Information given
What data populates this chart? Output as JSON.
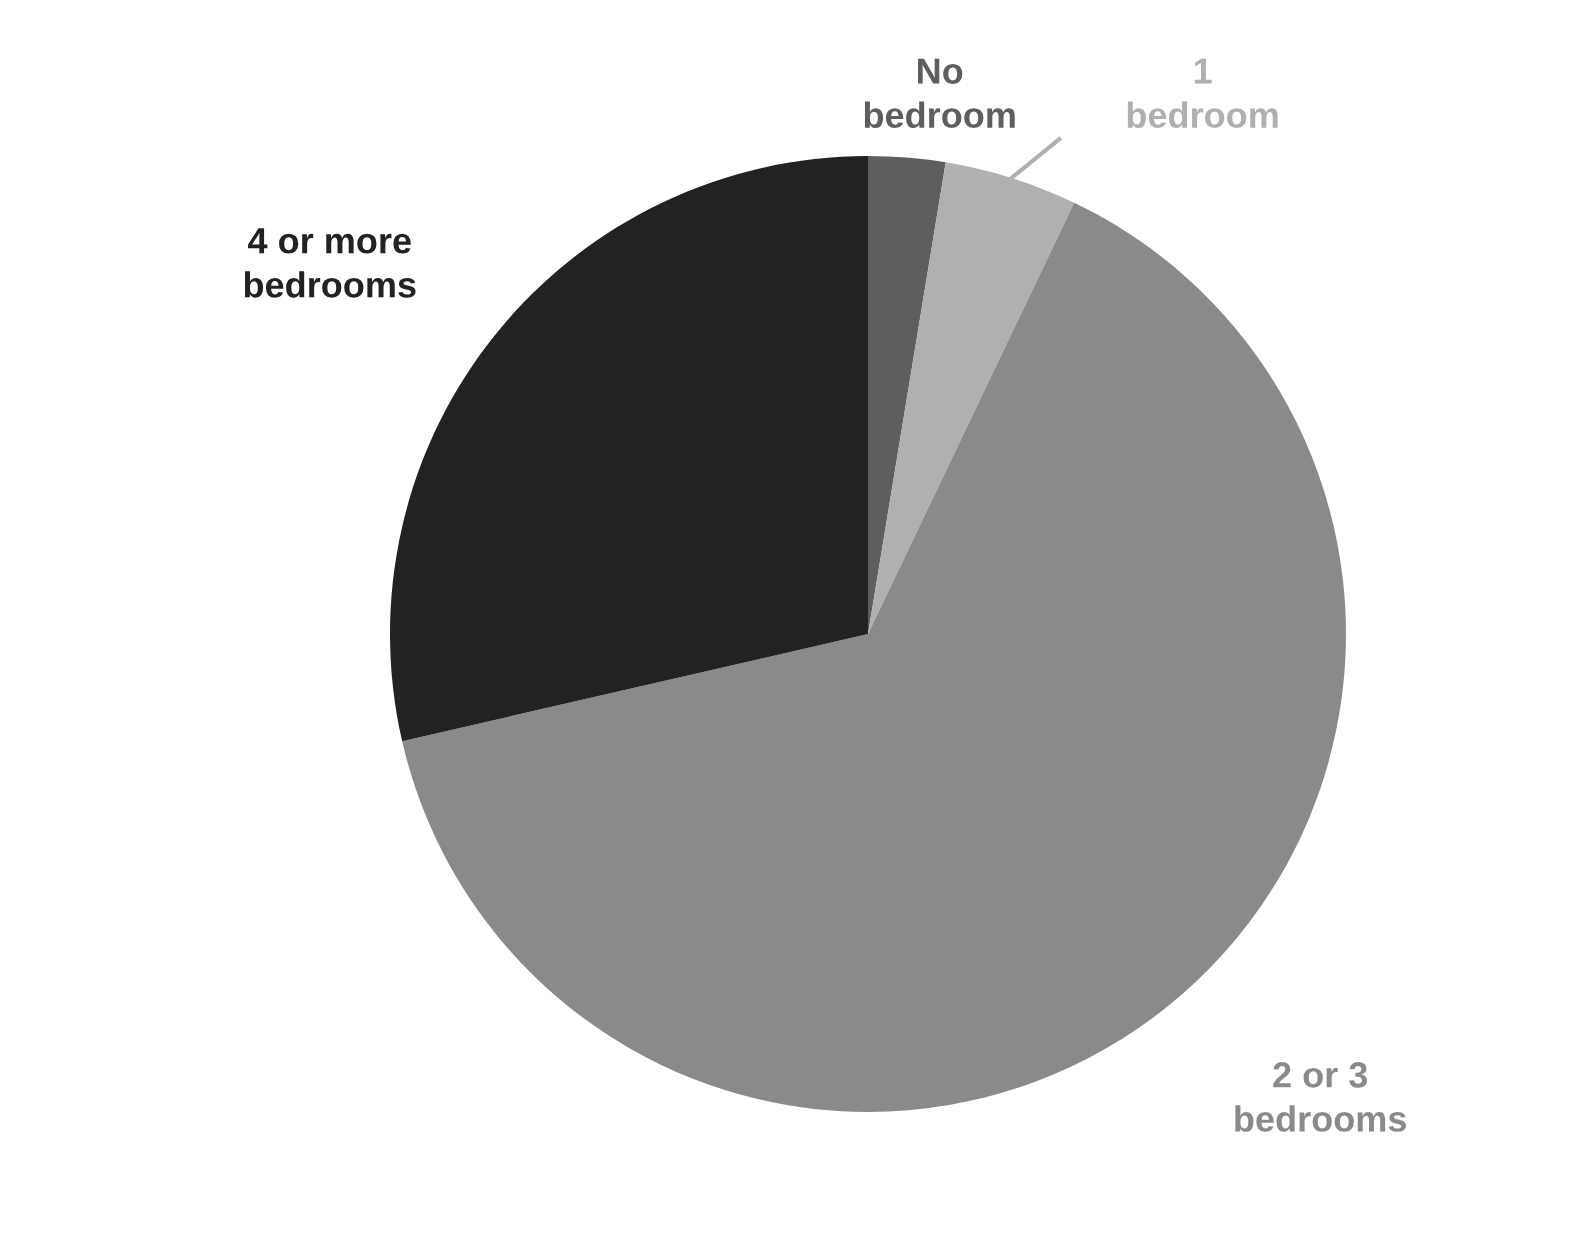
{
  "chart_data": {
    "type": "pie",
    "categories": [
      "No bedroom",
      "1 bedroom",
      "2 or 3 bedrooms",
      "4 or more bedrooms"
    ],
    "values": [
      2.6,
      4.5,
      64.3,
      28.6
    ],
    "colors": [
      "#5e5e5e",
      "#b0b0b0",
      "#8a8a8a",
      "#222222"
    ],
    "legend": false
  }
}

Exercise objective
Your task is to reproduce all of the material exactly. The pictures stay out.

Exercise solution
What data populates this chart? Output as JSON.
{
  "chart_data": {
    "type": "pie",
    "categories": [
      "No bedroom",
      "1 bedroom",
      "2 or 3 bedrooms",
      "4 or more bedrooms"
    ],
    "values": [
      2.6,
      4.5,
      64.3,
      28.6
    ],
    "colors": [
      "#5e5e5e",
      "#b0b0b0",
      "#8a8a8a",
      "#222222"
    ],
    "legend": false
  }
}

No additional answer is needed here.